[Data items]
========
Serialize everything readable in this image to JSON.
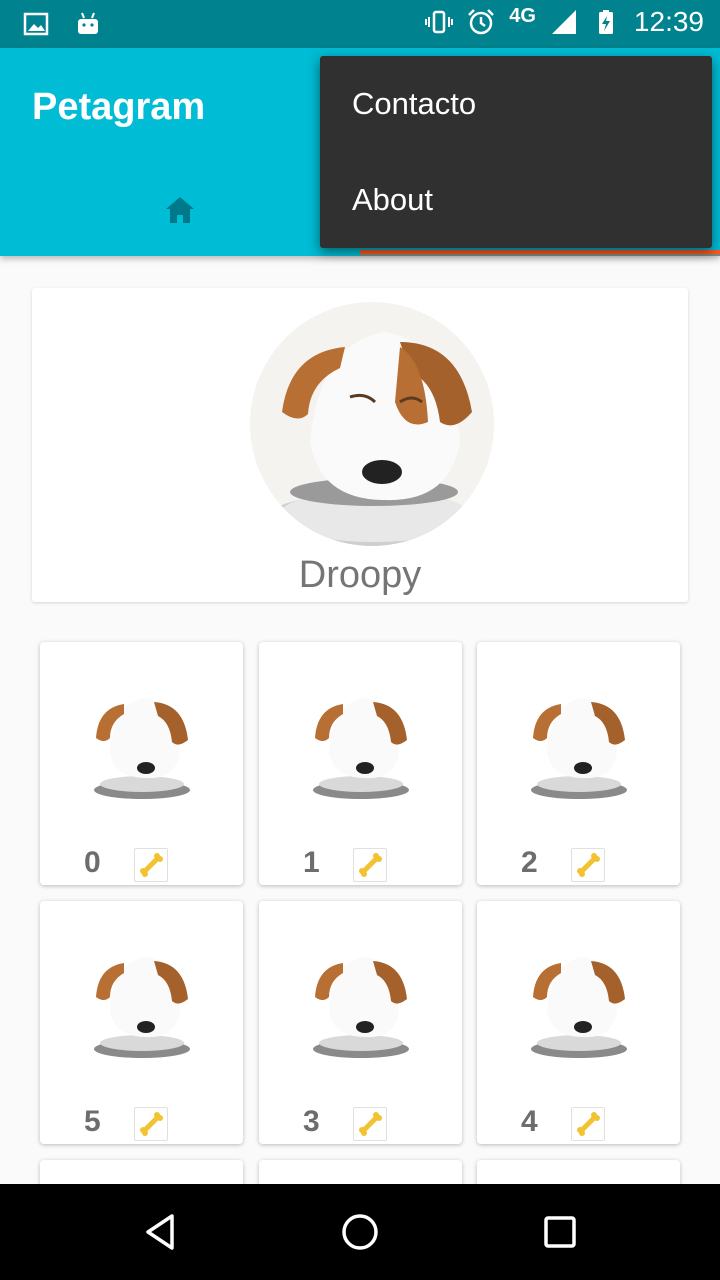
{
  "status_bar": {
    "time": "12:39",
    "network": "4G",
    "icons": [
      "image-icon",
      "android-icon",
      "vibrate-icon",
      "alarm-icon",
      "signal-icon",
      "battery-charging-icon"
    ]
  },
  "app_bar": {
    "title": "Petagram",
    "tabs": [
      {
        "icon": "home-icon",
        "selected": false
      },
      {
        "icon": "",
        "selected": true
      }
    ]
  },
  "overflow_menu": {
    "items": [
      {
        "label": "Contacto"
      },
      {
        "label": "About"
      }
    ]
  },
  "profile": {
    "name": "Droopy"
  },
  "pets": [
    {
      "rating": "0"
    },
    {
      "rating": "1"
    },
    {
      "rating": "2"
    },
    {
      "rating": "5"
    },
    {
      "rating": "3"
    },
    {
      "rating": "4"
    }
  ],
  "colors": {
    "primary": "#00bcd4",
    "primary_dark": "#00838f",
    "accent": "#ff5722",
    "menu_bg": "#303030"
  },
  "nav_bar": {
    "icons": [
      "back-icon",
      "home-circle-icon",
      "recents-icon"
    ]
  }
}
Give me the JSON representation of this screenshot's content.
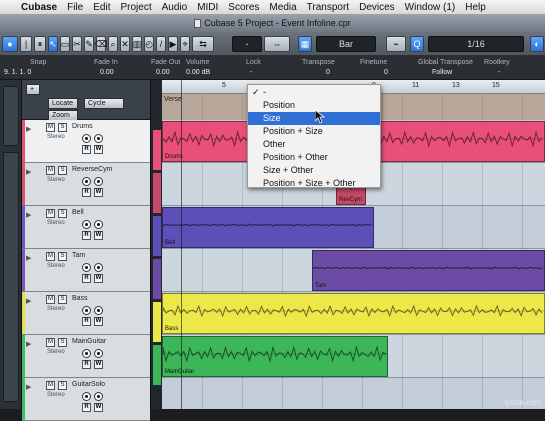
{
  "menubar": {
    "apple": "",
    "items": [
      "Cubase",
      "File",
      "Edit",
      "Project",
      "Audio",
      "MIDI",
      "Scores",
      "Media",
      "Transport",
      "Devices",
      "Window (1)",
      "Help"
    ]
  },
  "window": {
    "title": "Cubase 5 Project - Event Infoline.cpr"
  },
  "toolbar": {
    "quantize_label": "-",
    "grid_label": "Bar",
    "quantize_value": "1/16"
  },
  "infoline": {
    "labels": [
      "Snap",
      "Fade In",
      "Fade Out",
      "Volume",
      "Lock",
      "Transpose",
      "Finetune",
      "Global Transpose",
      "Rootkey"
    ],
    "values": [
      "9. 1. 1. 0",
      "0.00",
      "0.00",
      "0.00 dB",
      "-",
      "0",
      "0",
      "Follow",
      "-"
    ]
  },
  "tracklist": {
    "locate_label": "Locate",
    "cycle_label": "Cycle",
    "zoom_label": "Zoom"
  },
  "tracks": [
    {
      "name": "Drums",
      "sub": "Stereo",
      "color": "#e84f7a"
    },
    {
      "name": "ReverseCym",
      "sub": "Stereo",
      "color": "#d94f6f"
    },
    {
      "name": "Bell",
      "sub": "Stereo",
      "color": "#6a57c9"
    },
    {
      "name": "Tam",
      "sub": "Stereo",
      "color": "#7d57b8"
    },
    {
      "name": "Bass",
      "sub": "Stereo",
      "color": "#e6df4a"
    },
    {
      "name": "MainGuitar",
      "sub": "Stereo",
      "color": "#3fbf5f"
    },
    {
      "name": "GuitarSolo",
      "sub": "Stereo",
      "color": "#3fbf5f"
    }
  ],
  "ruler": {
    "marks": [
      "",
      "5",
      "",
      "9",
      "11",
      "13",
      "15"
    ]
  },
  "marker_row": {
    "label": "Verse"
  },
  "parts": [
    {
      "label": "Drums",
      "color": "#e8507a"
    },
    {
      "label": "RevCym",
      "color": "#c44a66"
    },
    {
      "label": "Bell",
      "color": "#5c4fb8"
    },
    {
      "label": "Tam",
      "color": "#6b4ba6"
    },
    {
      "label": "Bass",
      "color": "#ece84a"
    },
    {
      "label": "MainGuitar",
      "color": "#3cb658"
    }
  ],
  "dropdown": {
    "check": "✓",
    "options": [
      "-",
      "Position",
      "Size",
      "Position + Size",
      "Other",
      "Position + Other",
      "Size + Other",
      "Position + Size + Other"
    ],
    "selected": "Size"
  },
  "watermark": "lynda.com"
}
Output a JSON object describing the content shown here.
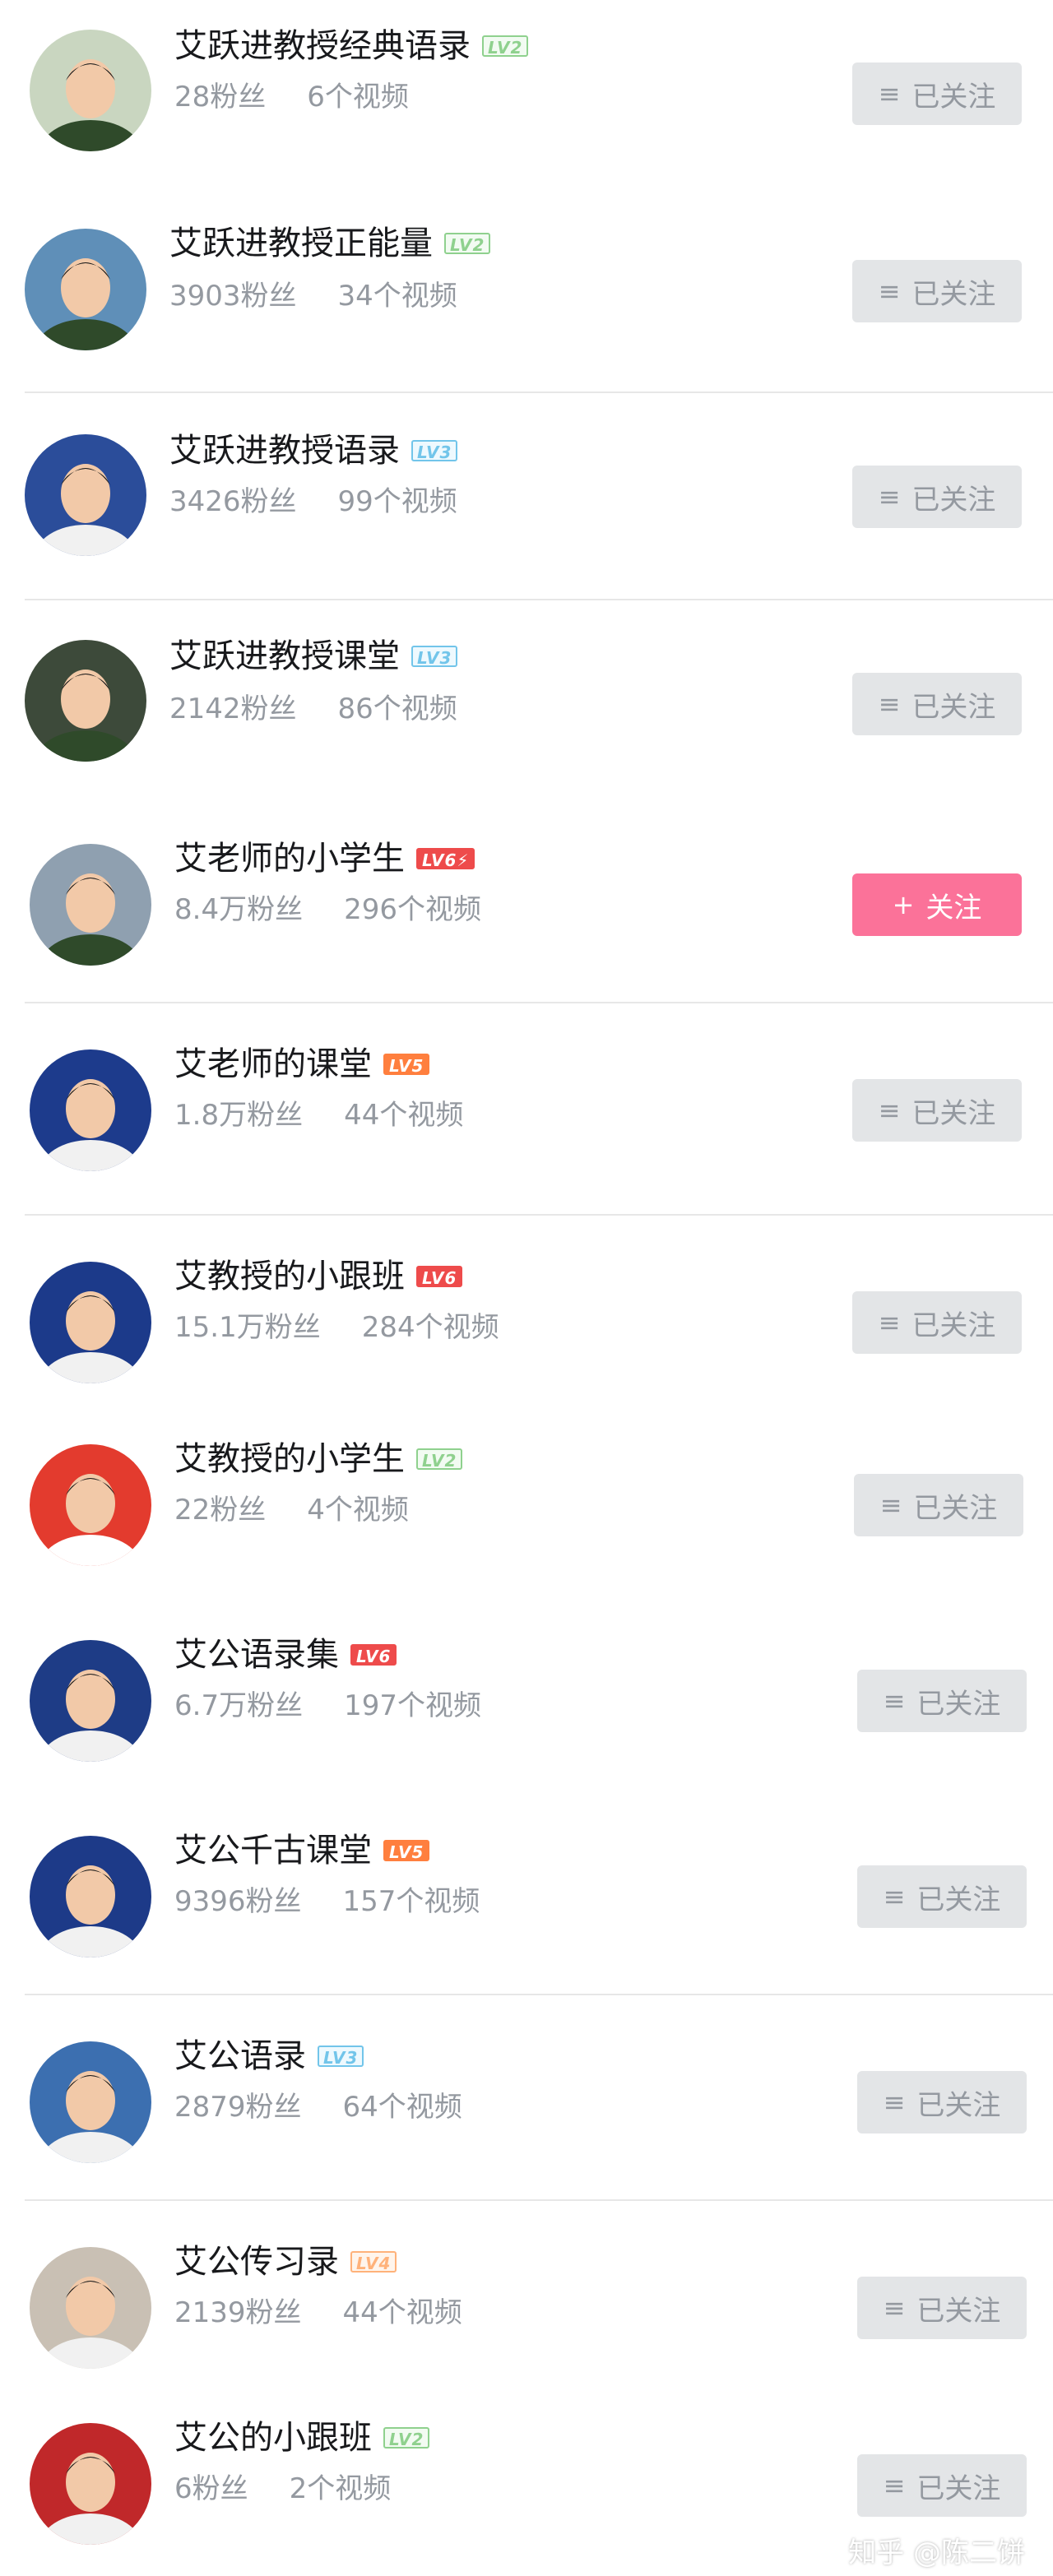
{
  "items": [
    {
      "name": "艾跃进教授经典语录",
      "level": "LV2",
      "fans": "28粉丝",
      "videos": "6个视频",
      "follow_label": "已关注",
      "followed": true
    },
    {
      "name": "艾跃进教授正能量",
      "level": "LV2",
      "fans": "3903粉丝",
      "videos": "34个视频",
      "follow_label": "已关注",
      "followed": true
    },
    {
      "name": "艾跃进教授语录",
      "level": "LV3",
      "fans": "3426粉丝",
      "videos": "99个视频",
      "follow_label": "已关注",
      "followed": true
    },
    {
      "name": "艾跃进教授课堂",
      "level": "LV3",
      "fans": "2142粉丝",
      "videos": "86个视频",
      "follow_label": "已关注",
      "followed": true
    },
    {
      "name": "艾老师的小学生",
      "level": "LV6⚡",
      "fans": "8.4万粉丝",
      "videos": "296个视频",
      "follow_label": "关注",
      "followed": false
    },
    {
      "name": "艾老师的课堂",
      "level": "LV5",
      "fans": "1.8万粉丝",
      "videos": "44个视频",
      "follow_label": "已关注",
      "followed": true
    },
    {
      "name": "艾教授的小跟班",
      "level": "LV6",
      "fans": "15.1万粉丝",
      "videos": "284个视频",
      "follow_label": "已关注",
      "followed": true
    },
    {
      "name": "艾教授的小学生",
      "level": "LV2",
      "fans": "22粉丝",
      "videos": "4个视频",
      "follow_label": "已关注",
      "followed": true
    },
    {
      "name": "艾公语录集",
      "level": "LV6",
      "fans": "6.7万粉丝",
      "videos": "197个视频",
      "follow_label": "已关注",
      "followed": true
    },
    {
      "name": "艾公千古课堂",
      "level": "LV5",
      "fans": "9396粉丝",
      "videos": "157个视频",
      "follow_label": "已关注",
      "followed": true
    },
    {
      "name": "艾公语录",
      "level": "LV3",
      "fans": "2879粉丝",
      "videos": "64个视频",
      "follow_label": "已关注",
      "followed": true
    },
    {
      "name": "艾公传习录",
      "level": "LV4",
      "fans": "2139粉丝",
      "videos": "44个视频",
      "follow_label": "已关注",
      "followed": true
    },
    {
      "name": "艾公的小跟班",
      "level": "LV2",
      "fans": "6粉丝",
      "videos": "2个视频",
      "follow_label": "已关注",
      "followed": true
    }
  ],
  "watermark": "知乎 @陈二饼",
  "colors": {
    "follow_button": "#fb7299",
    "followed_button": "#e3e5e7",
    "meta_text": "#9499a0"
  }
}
========
### WHAT IS ASKED
Count how many lines hold the string "image" and give that number alone.

### SOLUTION
2